■ What is asked
Give a verbatim repeat of the lines that run from the line containing "Type out the text in this image." to the end of the data below.

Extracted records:
++++
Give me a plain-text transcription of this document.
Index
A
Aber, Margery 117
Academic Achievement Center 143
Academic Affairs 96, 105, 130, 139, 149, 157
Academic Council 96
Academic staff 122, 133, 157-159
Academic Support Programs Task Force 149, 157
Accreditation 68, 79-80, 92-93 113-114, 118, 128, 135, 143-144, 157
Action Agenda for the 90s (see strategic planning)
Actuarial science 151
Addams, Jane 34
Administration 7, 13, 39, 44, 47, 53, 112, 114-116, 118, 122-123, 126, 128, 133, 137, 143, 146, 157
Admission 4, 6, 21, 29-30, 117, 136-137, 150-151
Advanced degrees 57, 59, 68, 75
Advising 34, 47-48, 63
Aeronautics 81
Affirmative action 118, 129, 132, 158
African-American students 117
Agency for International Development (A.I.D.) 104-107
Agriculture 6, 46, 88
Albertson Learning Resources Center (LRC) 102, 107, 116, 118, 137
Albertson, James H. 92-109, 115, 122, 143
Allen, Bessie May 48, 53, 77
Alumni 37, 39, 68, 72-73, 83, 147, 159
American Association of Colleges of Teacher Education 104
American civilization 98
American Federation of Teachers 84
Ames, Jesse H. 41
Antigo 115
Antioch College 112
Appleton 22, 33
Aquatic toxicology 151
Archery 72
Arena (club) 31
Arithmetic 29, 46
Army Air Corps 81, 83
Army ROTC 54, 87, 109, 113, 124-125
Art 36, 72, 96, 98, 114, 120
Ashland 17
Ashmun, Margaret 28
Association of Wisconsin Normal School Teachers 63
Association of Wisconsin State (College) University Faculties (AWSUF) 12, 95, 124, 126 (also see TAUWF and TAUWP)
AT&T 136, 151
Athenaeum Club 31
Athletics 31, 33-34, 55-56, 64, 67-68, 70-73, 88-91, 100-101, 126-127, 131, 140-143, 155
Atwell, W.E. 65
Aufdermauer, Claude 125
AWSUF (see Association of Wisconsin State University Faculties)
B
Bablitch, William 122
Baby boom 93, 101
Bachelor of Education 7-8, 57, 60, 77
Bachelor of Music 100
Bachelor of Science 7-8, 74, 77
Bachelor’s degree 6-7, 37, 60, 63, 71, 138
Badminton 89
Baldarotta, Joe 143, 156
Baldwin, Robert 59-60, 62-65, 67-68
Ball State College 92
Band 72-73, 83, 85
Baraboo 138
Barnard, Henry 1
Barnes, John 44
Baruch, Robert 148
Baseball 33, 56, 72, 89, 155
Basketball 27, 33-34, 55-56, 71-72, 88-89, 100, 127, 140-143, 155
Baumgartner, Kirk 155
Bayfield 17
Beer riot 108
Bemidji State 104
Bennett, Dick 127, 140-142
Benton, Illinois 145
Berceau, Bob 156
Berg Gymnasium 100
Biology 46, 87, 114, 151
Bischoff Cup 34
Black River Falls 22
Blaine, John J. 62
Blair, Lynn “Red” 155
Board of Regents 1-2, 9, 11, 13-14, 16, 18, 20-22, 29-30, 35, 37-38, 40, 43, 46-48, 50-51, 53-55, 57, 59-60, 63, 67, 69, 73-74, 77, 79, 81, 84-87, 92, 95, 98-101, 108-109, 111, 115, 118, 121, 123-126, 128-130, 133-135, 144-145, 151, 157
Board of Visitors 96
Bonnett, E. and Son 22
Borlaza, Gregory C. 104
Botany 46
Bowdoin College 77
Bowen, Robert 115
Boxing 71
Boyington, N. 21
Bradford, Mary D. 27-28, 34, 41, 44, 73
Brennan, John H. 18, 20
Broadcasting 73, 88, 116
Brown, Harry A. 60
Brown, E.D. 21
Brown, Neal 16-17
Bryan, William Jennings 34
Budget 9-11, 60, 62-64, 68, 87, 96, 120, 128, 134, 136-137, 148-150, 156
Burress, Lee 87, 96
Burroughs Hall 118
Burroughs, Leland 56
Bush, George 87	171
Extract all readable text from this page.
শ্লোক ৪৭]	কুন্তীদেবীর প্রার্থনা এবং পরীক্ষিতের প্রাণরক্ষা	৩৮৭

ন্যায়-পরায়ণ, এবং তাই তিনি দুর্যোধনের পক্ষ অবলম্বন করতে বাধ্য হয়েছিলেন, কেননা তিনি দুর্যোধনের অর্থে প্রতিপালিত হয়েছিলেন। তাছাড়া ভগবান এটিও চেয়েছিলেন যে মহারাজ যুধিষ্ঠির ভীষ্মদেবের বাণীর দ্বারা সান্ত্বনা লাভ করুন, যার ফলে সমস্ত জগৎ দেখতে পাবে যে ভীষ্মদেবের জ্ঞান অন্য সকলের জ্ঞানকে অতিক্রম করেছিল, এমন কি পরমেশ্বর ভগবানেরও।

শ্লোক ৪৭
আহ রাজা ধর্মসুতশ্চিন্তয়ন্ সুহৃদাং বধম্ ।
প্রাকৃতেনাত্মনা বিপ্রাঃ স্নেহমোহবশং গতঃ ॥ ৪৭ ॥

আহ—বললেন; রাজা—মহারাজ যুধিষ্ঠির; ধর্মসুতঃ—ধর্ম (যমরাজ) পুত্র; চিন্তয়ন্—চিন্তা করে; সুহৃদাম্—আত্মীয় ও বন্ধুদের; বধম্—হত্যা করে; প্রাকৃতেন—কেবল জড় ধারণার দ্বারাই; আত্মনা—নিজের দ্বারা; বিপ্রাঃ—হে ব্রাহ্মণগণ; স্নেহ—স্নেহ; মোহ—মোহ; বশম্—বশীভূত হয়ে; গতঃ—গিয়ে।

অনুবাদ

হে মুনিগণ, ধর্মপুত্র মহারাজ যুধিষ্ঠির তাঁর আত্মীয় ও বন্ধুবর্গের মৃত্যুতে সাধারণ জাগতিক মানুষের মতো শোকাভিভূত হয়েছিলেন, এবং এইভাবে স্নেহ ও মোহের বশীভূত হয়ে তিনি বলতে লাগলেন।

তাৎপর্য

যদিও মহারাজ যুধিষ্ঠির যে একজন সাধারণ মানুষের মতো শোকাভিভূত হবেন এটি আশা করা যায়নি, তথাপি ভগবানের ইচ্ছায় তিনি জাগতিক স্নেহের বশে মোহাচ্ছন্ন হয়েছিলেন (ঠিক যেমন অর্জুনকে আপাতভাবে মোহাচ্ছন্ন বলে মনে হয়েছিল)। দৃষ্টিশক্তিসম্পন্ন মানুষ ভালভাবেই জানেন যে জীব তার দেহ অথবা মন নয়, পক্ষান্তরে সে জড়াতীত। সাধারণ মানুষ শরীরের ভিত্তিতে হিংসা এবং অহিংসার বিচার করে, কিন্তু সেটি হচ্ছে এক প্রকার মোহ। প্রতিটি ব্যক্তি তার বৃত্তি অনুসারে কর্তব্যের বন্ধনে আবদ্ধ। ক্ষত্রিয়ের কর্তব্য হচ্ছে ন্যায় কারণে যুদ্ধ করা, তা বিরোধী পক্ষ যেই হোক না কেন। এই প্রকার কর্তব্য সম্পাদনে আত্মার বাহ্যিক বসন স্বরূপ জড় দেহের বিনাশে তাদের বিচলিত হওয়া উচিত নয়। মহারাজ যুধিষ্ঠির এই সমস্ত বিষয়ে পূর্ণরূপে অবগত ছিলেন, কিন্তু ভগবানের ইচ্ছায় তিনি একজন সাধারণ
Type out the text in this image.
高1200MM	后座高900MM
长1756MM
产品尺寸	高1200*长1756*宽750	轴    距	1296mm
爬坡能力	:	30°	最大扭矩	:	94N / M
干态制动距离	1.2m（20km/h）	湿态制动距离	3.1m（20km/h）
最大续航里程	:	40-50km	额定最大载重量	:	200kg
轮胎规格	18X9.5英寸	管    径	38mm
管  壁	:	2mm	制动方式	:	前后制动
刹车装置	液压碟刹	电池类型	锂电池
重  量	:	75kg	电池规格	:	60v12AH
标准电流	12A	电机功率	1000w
++++
■ Answer for the task
Type out the text in this image.
高1200MM	后座高900MM
长1756MM
产品尺寸	高1200*长1756*宽750	轴    距	1296mm
爬坡能力	:	30°	最大扭矩	:	94N / M
干态制动距离	1.2m（20km/h）	湿态制动距离	3.1m（20km/h）
最大续航里程	:	40-50km	额定最大载重量	:	200kg
轮胎规格	18X9.5英寸	管    径	38mm
管  壁	:	2mm	制动方式	:	前后制动
刹车装置	液压碟刹	电池类型	锂电池
重  量	:	75kg	电池规格	:	60v12AH
标准电流	12A	电机功率	1000w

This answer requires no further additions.